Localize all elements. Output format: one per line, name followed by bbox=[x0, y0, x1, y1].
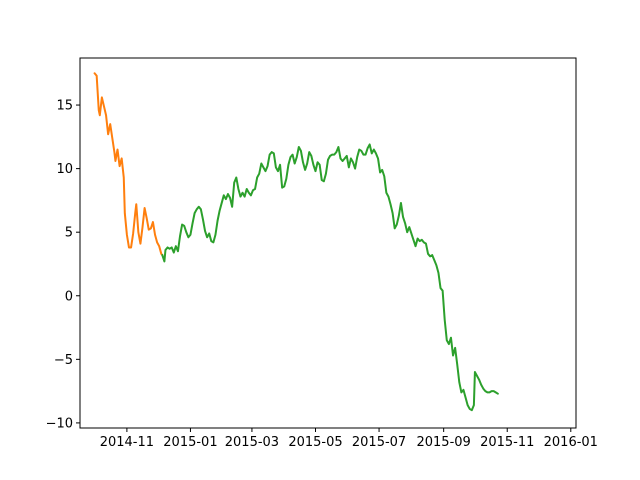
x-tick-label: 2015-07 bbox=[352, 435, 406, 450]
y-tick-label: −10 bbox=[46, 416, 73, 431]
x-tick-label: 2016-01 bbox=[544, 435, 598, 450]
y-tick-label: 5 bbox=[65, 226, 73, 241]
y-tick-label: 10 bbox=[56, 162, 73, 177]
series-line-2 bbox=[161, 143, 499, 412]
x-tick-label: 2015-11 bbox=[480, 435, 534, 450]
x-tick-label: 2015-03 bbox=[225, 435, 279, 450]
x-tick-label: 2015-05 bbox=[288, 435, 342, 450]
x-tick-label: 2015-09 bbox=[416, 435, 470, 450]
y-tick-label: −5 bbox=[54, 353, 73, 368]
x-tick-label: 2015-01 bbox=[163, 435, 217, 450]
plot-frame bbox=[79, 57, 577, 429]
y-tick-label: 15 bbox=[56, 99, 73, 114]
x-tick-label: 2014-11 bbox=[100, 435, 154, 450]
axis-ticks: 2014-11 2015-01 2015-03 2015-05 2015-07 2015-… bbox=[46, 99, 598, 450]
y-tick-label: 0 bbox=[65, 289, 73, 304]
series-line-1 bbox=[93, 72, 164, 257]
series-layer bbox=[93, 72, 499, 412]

───

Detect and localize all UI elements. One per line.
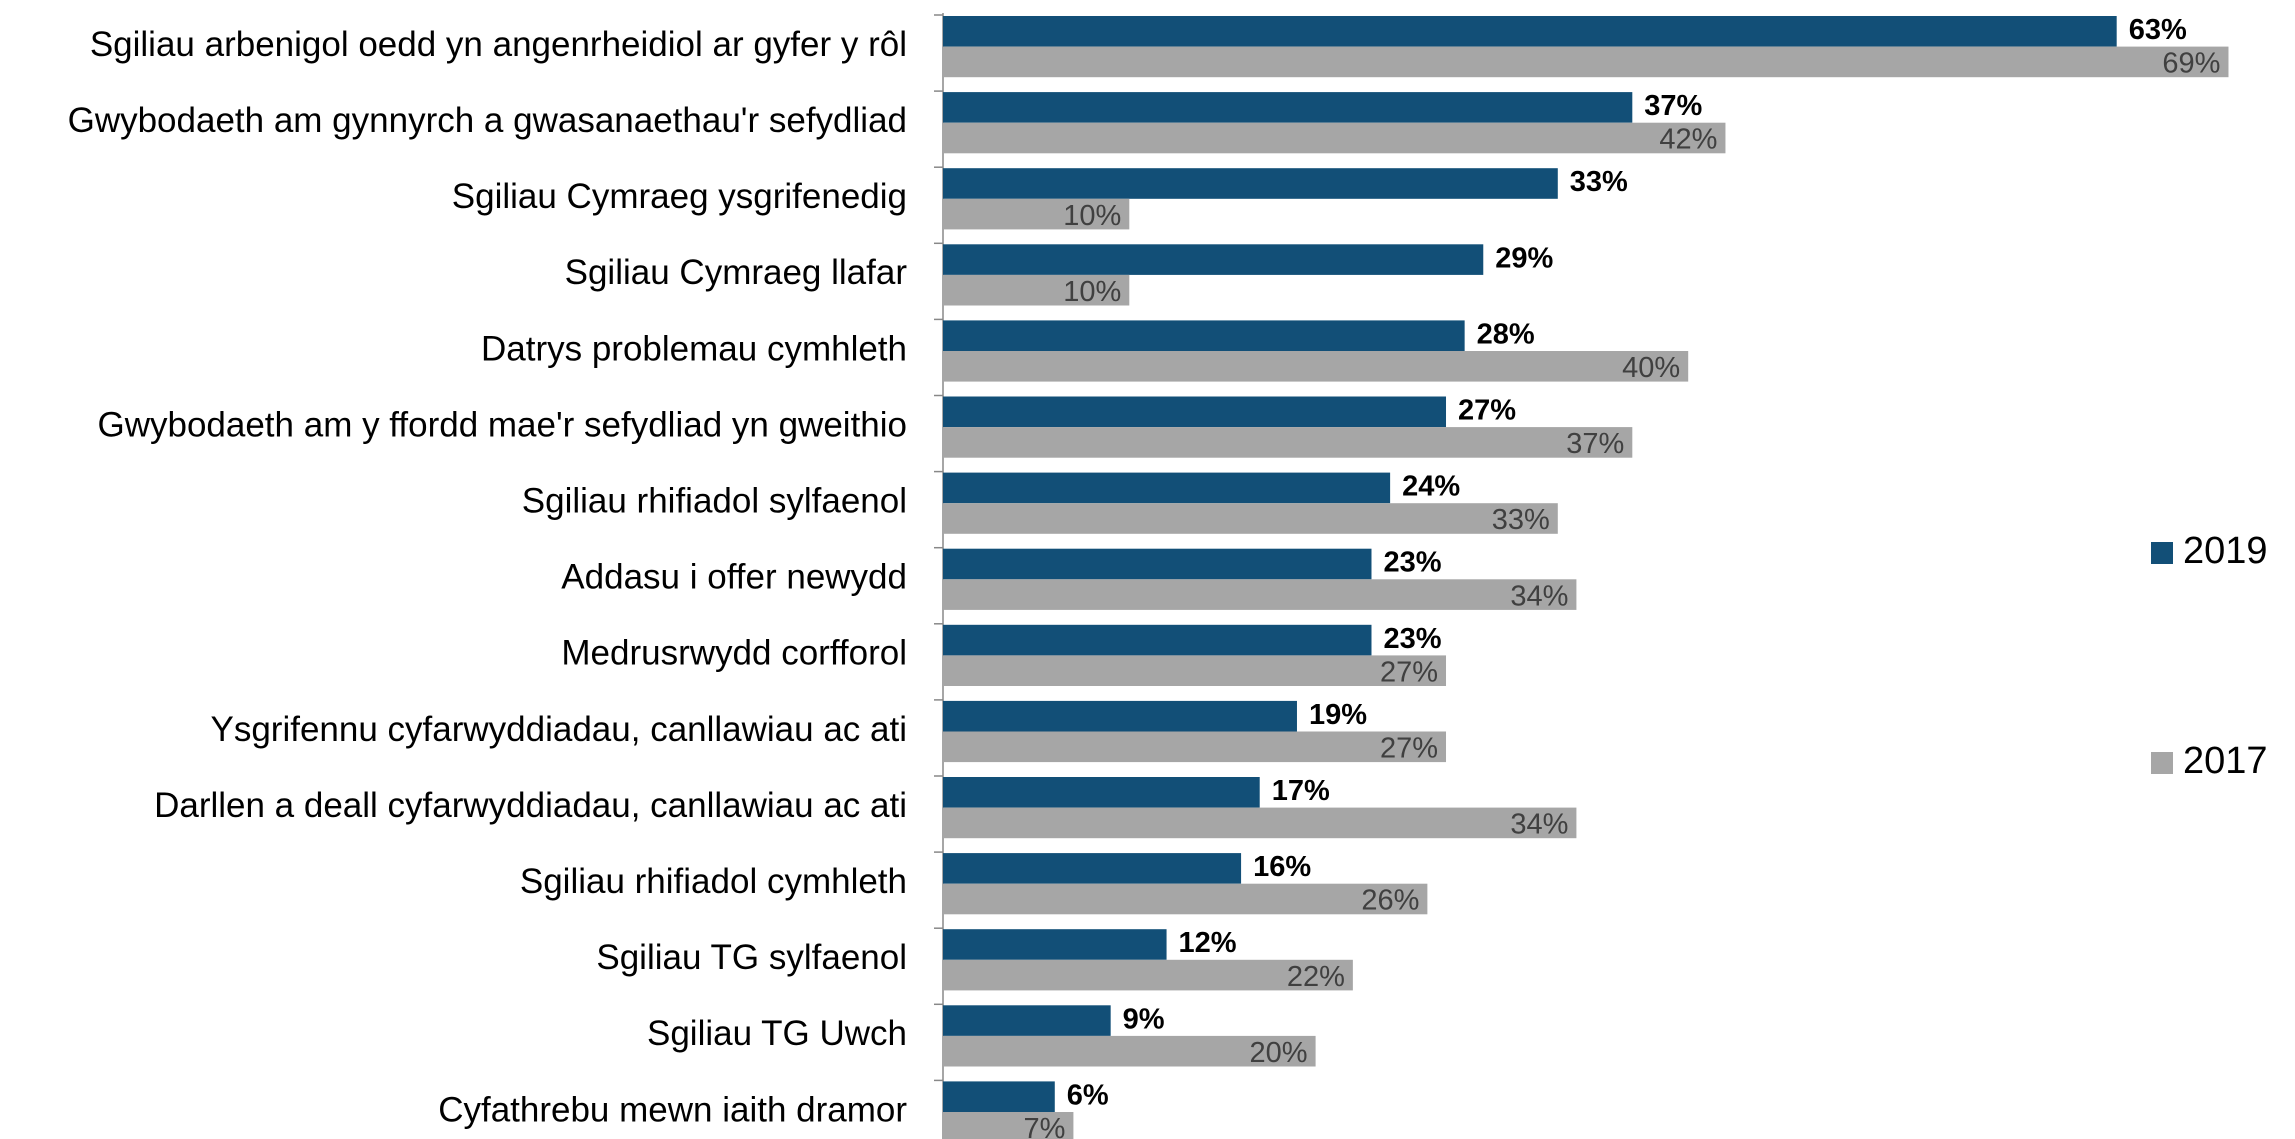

───

**WRITTEN TASK:**
Rewrite the material from the line with "Localize all elements." to the line with "x-tick-label: 2015-03 bbox=[225, 435, 279, 450]", putting "series-line-B" in place of "series-line-2" and leaving everything else unchanged. Omit the pictures from your answer.

**SOLUTION FOR THIS PROBLEM:**
Localize all elements. Output format: one per line, name followed by bbox=[x0, y0, x1, y1].
x-tick-label: 2015-07 bbox=[352, 435, 406, 450]
y-tick-label: −10 bbox=[46, 416, 73, 431]
x-tick-label: 2016-01 bbox=[544, 435, 598, 450]
y-tick-label: 5 bbox=[65, 226, 73, 241]
y-tick-label: 10 bbox=[56, 162, 73, 177]
series-line-B bbox=[161, 143, 499, 412]
x-tick-label: 2015-11 bbox=[480, 435, 534, 450]
x-tick-label: 2015-03 bbox=[225, 435, 279, 450]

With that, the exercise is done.